INSTRUCTION — Search the listing below for the string "physician" and copy every line where it occurs.

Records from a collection
---*---
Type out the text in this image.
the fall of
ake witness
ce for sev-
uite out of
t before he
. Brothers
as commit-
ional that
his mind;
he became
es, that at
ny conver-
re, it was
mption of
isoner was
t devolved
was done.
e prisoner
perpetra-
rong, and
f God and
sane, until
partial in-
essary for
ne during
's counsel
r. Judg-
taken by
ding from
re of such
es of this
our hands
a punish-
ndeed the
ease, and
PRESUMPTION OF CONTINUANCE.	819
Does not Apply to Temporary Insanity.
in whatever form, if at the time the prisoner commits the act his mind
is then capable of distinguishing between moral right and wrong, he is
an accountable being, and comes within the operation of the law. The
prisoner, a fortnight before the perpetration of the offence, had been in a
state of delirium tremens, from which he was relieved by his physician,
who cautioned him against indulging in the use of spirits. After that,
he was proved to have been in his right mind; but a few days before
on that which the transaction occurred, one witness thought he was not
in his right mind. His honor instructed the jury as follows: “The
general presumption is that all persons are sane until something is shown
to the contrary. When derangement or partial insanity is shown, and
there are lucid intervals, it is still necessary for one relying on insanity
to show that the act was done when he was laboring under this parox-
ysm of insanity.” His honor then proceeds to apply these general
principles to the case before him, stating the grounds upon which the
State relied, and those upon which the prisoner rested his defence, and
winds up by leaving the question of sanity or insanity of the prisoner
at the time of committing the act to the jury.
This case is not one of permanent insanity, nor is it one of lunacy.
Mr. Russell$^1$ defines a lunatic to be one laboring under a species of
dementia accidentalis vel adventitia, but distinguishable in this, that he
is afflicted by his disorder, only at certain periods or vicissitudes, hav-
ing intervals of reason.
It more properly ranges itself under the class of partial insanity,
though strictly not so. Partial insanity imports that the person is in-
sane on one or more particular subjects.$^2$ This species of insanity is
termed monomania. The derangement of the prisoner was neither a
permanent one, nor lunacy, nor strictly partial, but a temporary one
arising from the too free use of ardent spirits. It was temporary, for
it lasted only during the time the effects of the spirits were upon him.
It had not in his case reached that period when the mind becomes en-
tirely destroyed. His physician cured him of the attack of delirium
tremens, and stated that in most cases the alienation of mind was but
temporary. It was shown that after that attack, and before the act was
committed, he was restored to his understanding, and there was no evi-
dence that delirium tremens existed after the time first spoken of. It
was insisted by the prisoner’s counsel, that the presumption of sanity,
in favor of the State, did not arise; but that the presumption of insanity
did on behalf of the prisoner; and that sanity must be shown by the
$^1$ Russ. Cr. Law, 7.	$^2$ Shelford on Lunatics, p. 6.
---*---
TASK RESPONSE —
state of delirium tremens, from which he was relieved by his physician,
tirely destroyed. His physician cured him of the attack of delirium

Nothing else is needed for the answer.